▸ OBJECTIVE
Copy the listing below in full and skip every picture.

▸ ENTRIES SHOWN
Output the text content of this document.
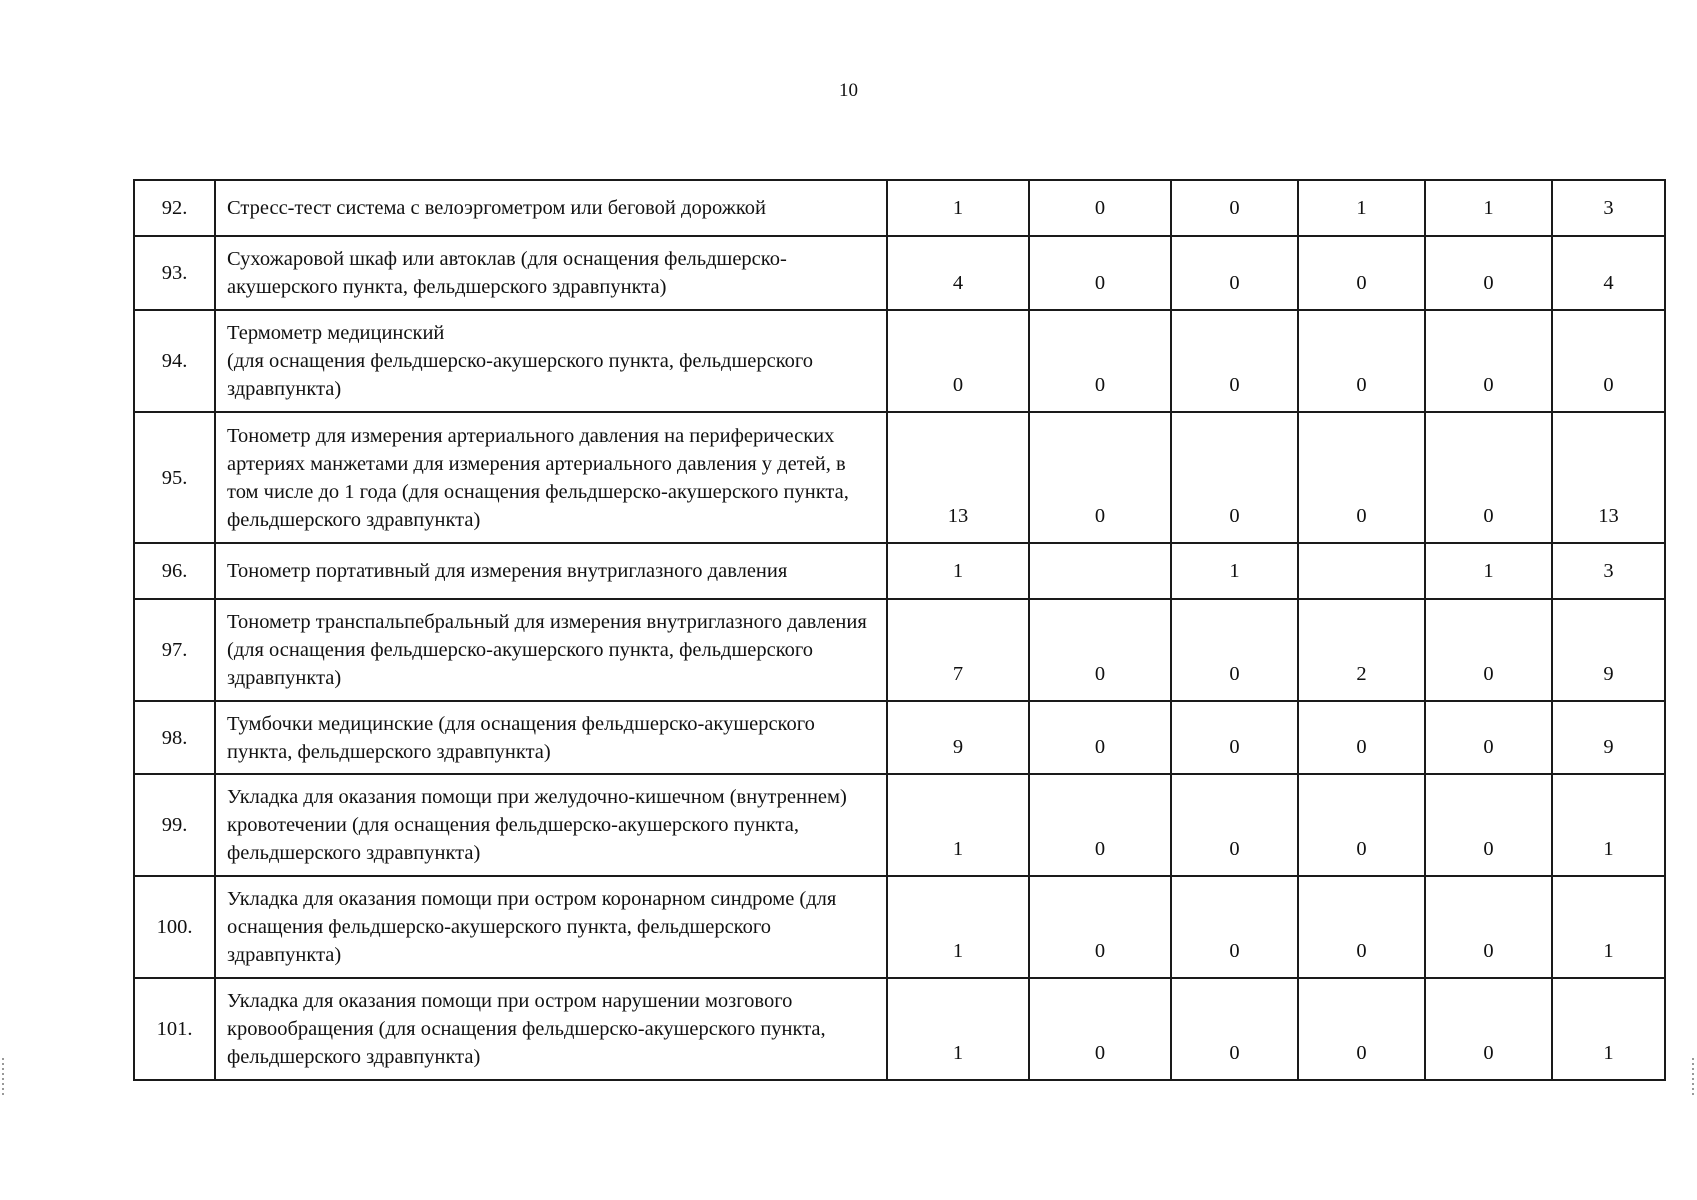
10
92.	Стресс-тест система с велоэргометром или беговой дорожкой	1	0	0	1	1	3
93.	Сухожаровой шкаф или автоклав (для оснащения фельдшерско-акушерского пункта, фельдшерского здравпункта)	4	0	0	0	0	4
94.	Термометр медицинский
(для оснащения фельдшерско-акушерского пункта, фельдшерского здравпункта)	0	0	0	0	0	0
95.	Тонометр для измерения артериального давления на периферических артериях манжетами для измерения артериального давления у детей, в том числе до 1 года (для оснащения фельдшерско-акушерского пункта, фельдшерского здравпункта)	13	0	0	0	0	13
96.	Тонометр портативный для измерения внутриглазного давления	1		1		1	3
97.	Тонометр транспальпебральный для измерения внутриглазного давления (для оснащения фельдшерско-акушерского пункта, фельдшерского здравпункта)	7	0	0	2	0	9
98.	Тумбочки медицинские (для оснащения фельдшерско-акушерского пункта, фельдшерского здравпункта)	9	0	0	0	0	9
99.	Укладка для оказания помощи при желудочно-кишечном (внутреннем) кровотечении (для оснащения фельдшерско-акушерского пункта, фельдшерского здравпункта)	1	0	0	0	0	1
100.	Укладка для оказания помощи при остром коронарном синдроме (для оснащения фельдшерско-акушерского пункта, фельдшерского здравпункта)	1	0	0	0	0	1
101.	Укладка для оказания помощи при остром нарушении мозгового кровообращения (для оснащения фельдшерско-акушерского пункта, фельдшерского здравпункта)	1	0	0	0	0	1
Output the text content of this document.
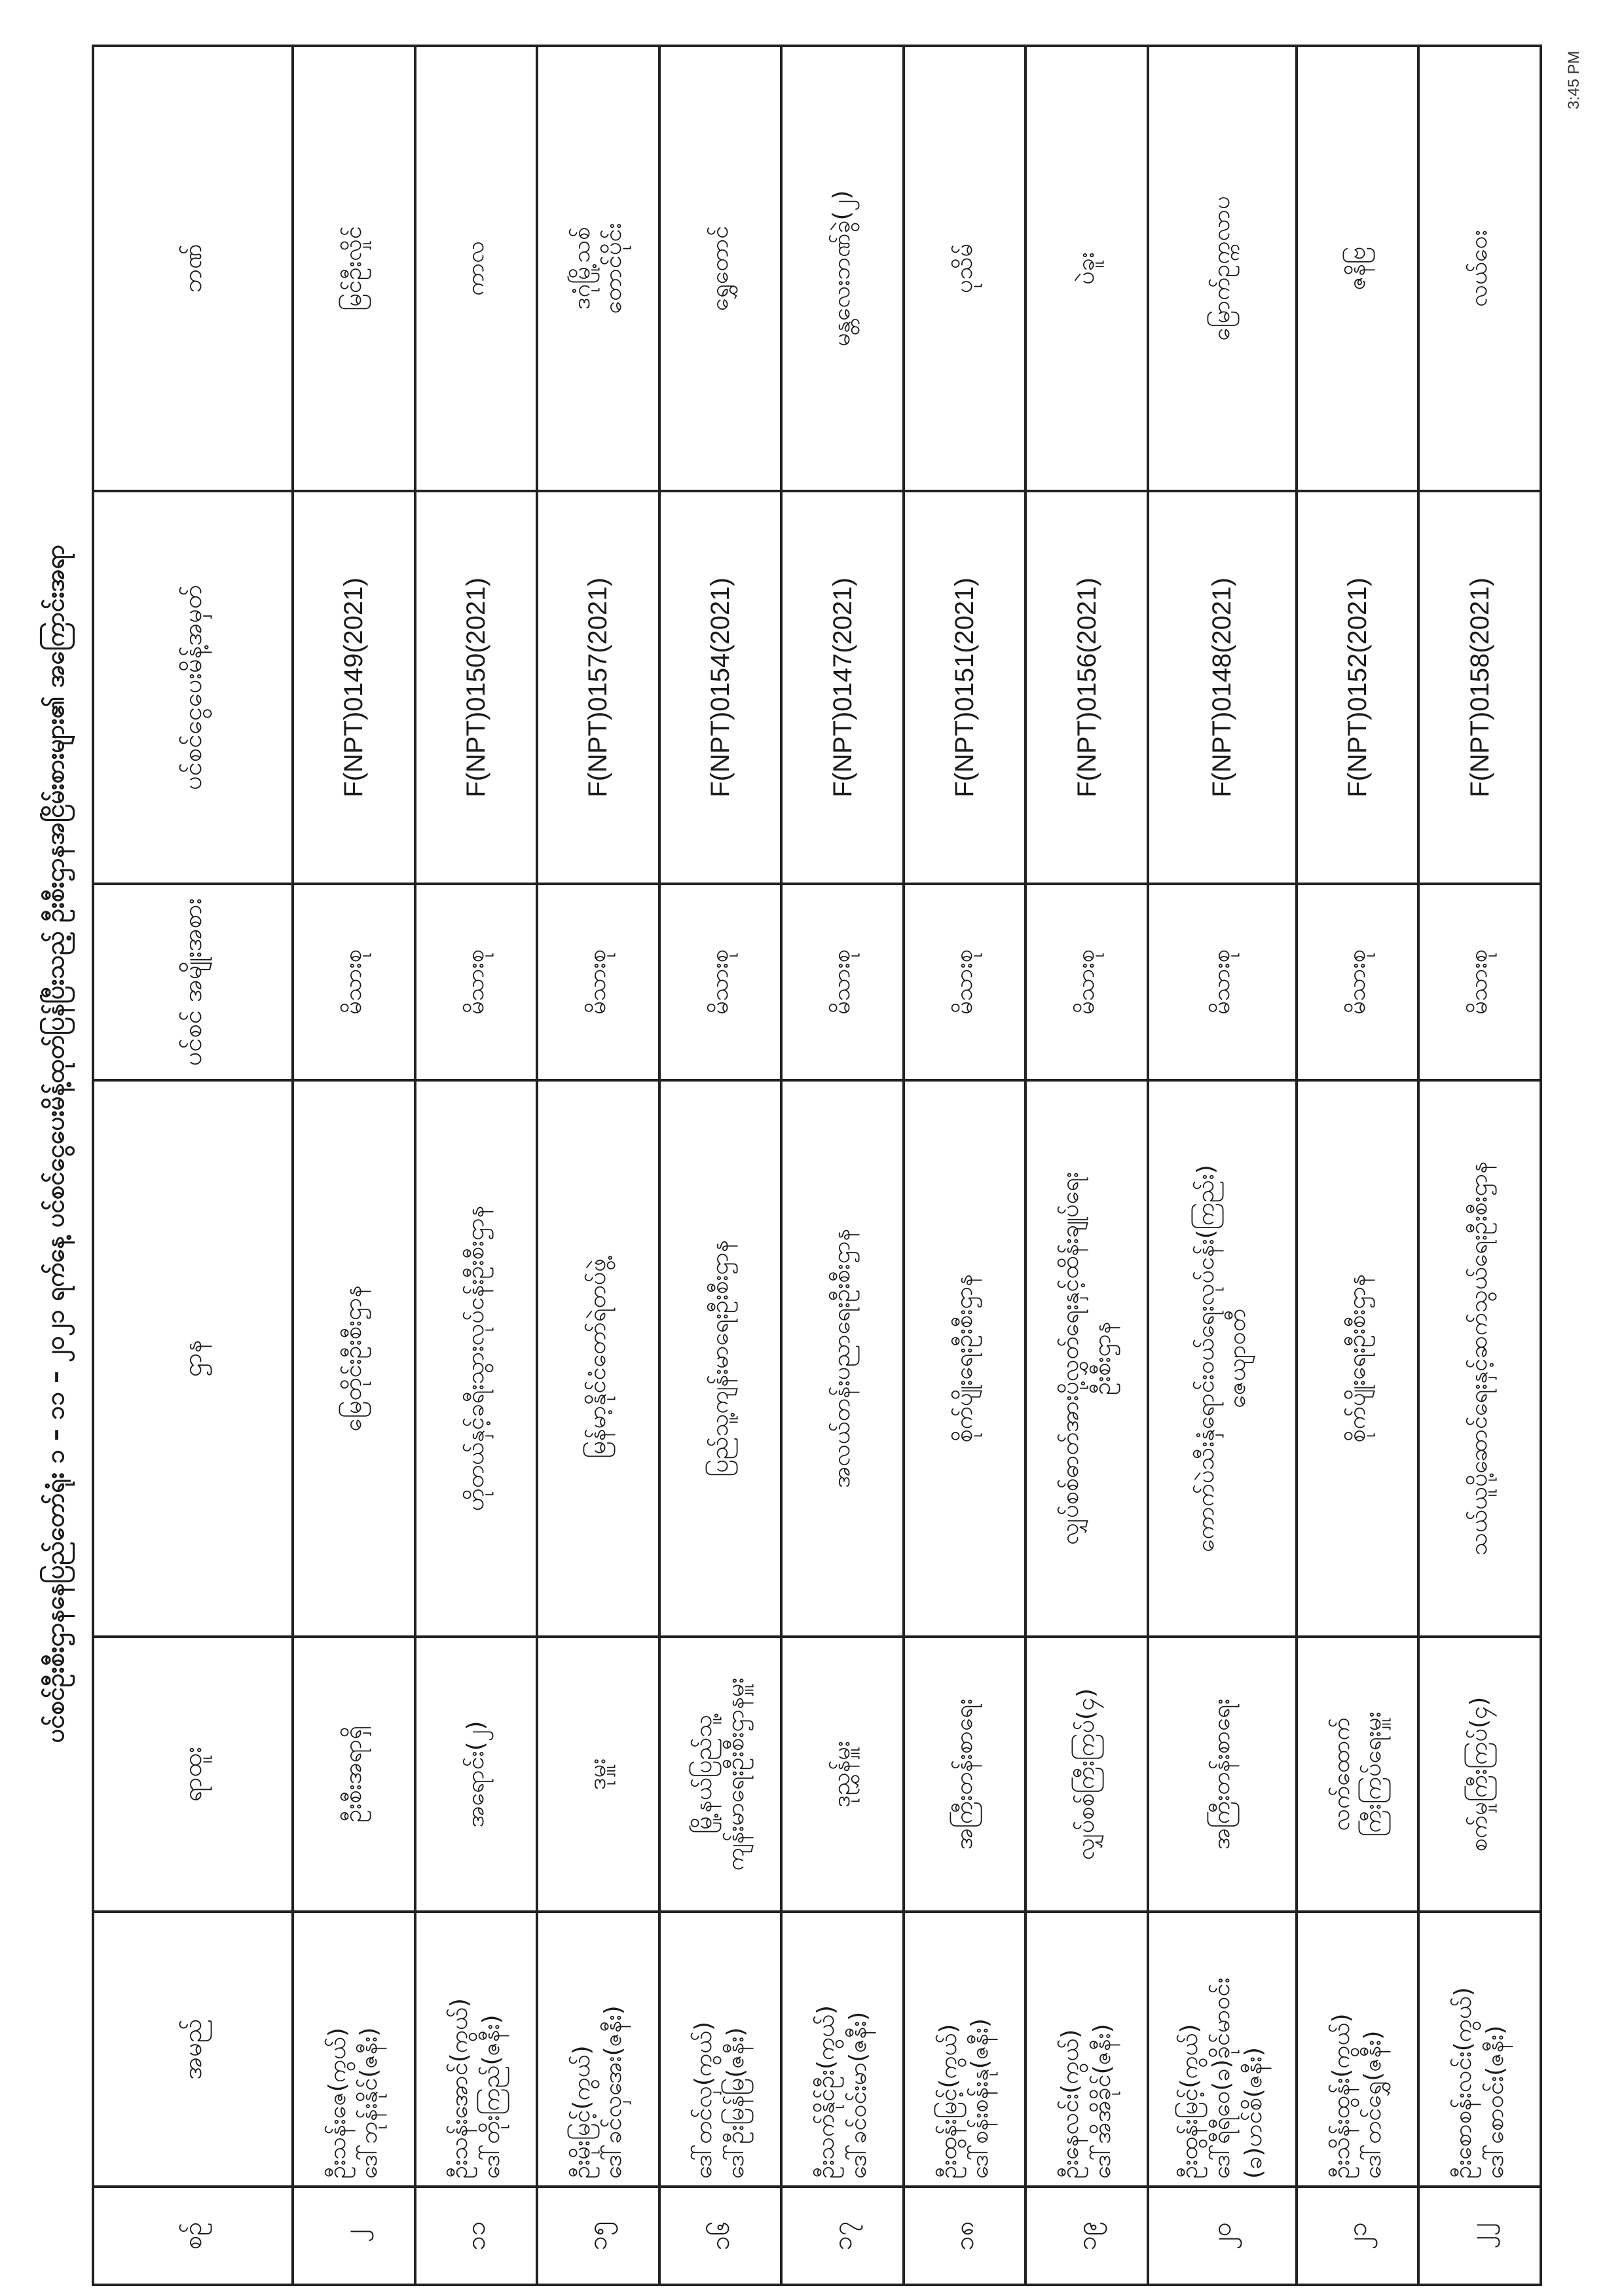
ပင်စင်ဦးစီးဌာနနေပြည်တော်ရုံး ၁ – ၁၁ – ၂၀၂၁ ရက်နေ့ ပင်စင်ငွေ‌ပေးမိန့်ထုတ်ပြန်ပြီးသည့် ဦးစီးဌာနအငြိမ်းစားများ၏ အ‌‌ကြောင်းအရာ
စဉ်	အမည်	ရာထူး	ဌာန	ပင်စင် အမျိုးအစား	ပင်စင်ငွေ‌ပေးမိန့်အမှတ်	ဘဏ်
၂	ဦးသန်းဇေ(ကွယ်) ဒေါ်ဘုန်းနိုင်(ဇနီး)	ဦးစီးအရာရှိ	မြေတိုင်းဦးစီးဌာန	မိသားစု	F(NPT)0149(2021)	မြင်ဦးလှိုင်

၁၁	ဦးသန်းအောင်(ကွယ်) ဒေါ်တိုးကြည်(ဇနီး)	အရောင်း(၂)	ဟိုတယ်နှင့်ခရီးသွားလုပ်ငန်းဦးစီးဌာန	မိသားစု	F(NPT)0150(2021)	ကာလ

၁၅	ဦးမိုးမြင့်(ကွယ်) ဒေါ်ခင်လှအေး(ဇနီး)	ဒုမှူး	မြန်မာ့နိုင်ငံတော်ရဲတပ်ဖွဲ့	မိသားစု	F(NPT)0157(2021)	ဒဂုံမြို့သစ် တောင်ပိုင်း

၁၆	ဒေါ်တင်လှ(ကွယ်) ဒေါ်ဦးမြန်မြ(ဇနီး)	မြို့နယ်ပြည်သူ့ ကျန်းမာရေးဦးစီးဌာနမှူး	ပြည်သူ့ကျန်းမာရေးဦးစီးဌာန	မိသားစု	F(NPT)0154(2021)	ရွှေတောင်

၁၇	ဦးသက်နိုင်ဦး(ကွယ်) ဒေါ်ခင်ဝင်းမာ(ဇနီး)	ဒုညွှန်မှူး	အလယ်တန်းပညာရေးဦးစီးဌာန	မိသားစု	F(NPT)0147(2021)	မန္တလေးဘဏ်ခွဲ(၂)

၁၈	ဦးထွန်းမြင့်(ကွယ်) ဒေါ်စန်းစန်းနု(ဇနီး)	အကြီးတန်းစာရေး	စိုက်ပျိုးရေးဦးစီးဌာန	မိသားစု	F(NPT)0151(2021)	ပုသိမ်

၁၉	ဦးနေလင်း(ကွယ်) ဒေါ်အိအိခိုင်(ဇနီး)	လျှပ်စစ်ကြီးကြပ်(၄)	လျှပ်စစ်ဓာတ်အားပို့လွှတ်ရေးနှင့်ထိန်းချုပ်ရေး ဦးစီးဌာန	မိသားစု	F(NPT)0156(2021)	ပဲခူး

၂၀	ဦးထွန်းမြင့်(ကွယ်) ဒေါ်ရီရီဝေ(ခ)ခိုင်မာဝင်း (ခ)ဟင်စိ(ဇနီး)	အကြီးတန်းစာရေး	ကောက်ပဲသီးနှံရောင်းဝယ်ရေးလုပ်ငန်း(ကြည်း) ဇေယျာဝတီ	မိသားစု	F(NPT)0148(2021)	မြောက်ဥက္ကလာပ

၂၁	ဦးသိန်းထွန်း(ကွယ်) ဒေါ်တင်ရွှေ(ဇနီး)	လက်ထောက် ကြီးကြပ်ရေးမှူး	စိုက်ပျိုးရေးဦးစီးဌာန	မိသားစု	F(NPT)0152(2021)	ဇနိဗြ

၂၂	ဦးစောစန်းလင်း(ကွယ်) ဒေါ်စောဝင်း(ဇနီး)	စက်မှုကြီးကြပ်(၄)	သယ်ယူပို့ဆောင်ရေးနှင့်ဆက်သွယ်ရေးဦးစီးဌာန	မိသားစု	F(NPT)0158(2021)	လယ်ဝေး
3:45 PM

▸ RESPONSE TO THE EXERCISE
Output the text content of this document.
10
92.	Стресс-тест система с велоэргометром или беговой дорожкой	1	0	0	1	1	3
93.	Сухожаровой шкаф или автоклав (для оснащения фельдшерско-акушерского пункта, фельдшерского здравпункта)	4	0	0	0	0	4
94.	Термометр медицинский
(для оснащения фельдшерско-акушерского пункта, фельдшерского здравпункта)	0	0	0	0	0	0
95.	Тонометр для измерения артериального давления на периферических артериях манжетами для измерения артериального давления у детей, в том числе до 1 года (для оснащения фельдшерско-акушерского пункта, фельдшерского здравпункта)	13	0	0	0	0	13
96.	Тонометр портативный для измерения внутриглазного давления	1		1		1	3
97.	Тонометр транспальпебральный для измерения внутриглазного давления (для оснащения фельдшерско-акушерского пункта, фельдшерского здравпункта)	7	0	0	2	0	9
98.	Тумбочки медицинские (для оснащения фельдшерско-акушерского пункта, фельдшерского здравпункта)	9	0	0	0	0	9
99.	Укладка для оказания помощи при желудочно-кишечном (внутреннем) кровотечении (для оснащения фельдшерско-акушерского пункта, фельдшерского здравпункта)	1	0	0	0	0	1
100.	Укладка для оказания помощи при остром коронарном синдроме (для оснащения фельдшерско-акушерского пункта, фельдшерского здравпункта)	1	0	0	0	0	1
101.	Укладка для оказания помощи при остром нарушении мозгового кровообращения (для оснащения фельдшерско-акушерского пункта, фельдшерского здравпункта)	1	0	0	0	0	1
Output the text content of this document.
ပင်စင်ဦးစီးဌာနနေပြည်တော်ရုံး ၁ – ၁၁ – ၂၀၂၁ ရက်နေ့ ပင်စင်ငွေ‌ပေးမိန့်ထုတ်ပြန်ပြီးသည့် ဦးစီးဌာနအငြိမ်းစားများ၏ အ‌‌ကြောင်းအရာ
စဉ်	အမည်	ရာထူး	ဌာန	ပင်စင် အမျိုးအစား	ပင်စင်ငွေ‌ပေးမိန့်အမှတ်	ဘဏ်
၂	ဦးသန်းဇေ(ကွယ်) ဒေါ်ဘုန်းနိုင်(ဇနီး)	ဦးစီးအရာရှိ	မြေတိုင်းဦးစီးဌာန	မိသားစု	F(NPT)0149(2021)	မြင်ဦးလှိုင်

၁၁	ဦးသန်းအောင်(ကွယ်) ဒေါ်တိုးကြည်(ဇနီး)	အရောင်း(၂)	ဟိုတယ်နှင့်ခရီးသွားလုပ်ငန်းဦးစီးဌာန	မိသားစု	F(NPT)0150(2021)	ကာလ

၁၅	ဦးမိုးမြင့်(ကွယ်) ဒေါ်ခင်လှအေး(ဇနီး)	ဒုမှူး	မြန်မာ့နိုင်ငံတော်ရဲတပ်ဖွဲ့	မိသားစု	F(NPT)0157(2021)	ဒဂုံမြို့သစ် တောင်ပိုင်း

၁၆	ဒေါ်တင်လှ(ကွယ်) ဒေါ်ဦးမြန်မြ(ဇနီး)	မြို့နယ်ပြည်သူ့ ကျန်းမာရေးဦးစီးဌာနမှူး	ပြည်သူ့ကျန်းမာရေးဦးစီးဌာန	မိသားစု	F(NPT)0154(2021)	ရွှေတောင်

၁၇	ဦးသက်နိုင်ဦး(ကွယ်) ဒေါ်ခင်ဝင်းမာ(ဇနီး)	ဒုညွှန်မှူး	အလယ်တန်းပညာရေးဦးစီးဌာန	မိသားစု	F(NPT)0147(2021)	မန္တလေးဘဏ်ခွဲ(၂)

၁၈	ဦးထွန်းမြင့်(ကွယ်) ဒေါ်စန်းစန်းနု(ဇနီး)	အကြီးတန်းစာရေး	စိုက်ပျိုးရေးဦးစီးဌာန	မိသားစု	F(NPT)0151(2021)	ပုသိမ်

၁၉	ဦးနေလင်း(ကွယ်) ဒေါ်အိအိခိုင်(ဇနီး)	လျှပ်စစ်ကြီးကြပ်(၄)	လျှပ်စစ်ဓာတ်အားပို့လွှတ်ရေးနှင့်ထိန်းချုပ်ရေး ဦးစီးဌာန	မိသားစု	F(NPT)0156(2021)	ပဲခူး

၂၀	ဦးထွန်းမြင့်(ကွယ်) ဒေါ်ရီရီဝေ(ခ)ခိုင်မာဝင်း (ခ)ဟင်စိ(ဇနီး)	အကြီးတန်းစာရေး	ကောက်ပဲသီးနှံရောင်းဝယ်ရေးလုပ်ငန်း(ကြည်း) ဇေယျာဝတီ	မိသားစု	F(NPT)0148(2021)	မြောက်ဥက္ကလာပ

၂၁	ဦးသိန်းထွန်း(ကွယ်) ဒေါ်တင်ရွှေ(ဇနီး)	လက်ထောက် ကြီးကြပ်ရေးမှူး	စိုက်ပျိုးရေးဦးစီးဌာန	မိသားစု	F(NPT)0152(2021)	ဇနိဗြ

၂၂	ဦးစောစန်းလင်း(ကွယ်) ဒေါ်စောဝင်း(ဇနီး)	စက်မှုကြီးကြပ်(၄)	သယ်ယူပို့ဆောင်ရေးနှင့်ဆက်သွယ်ရေးဦးစီးဌာန	မိသားစု	F(NPT)0158(2021)	လယ်ဝေး
3:45 PM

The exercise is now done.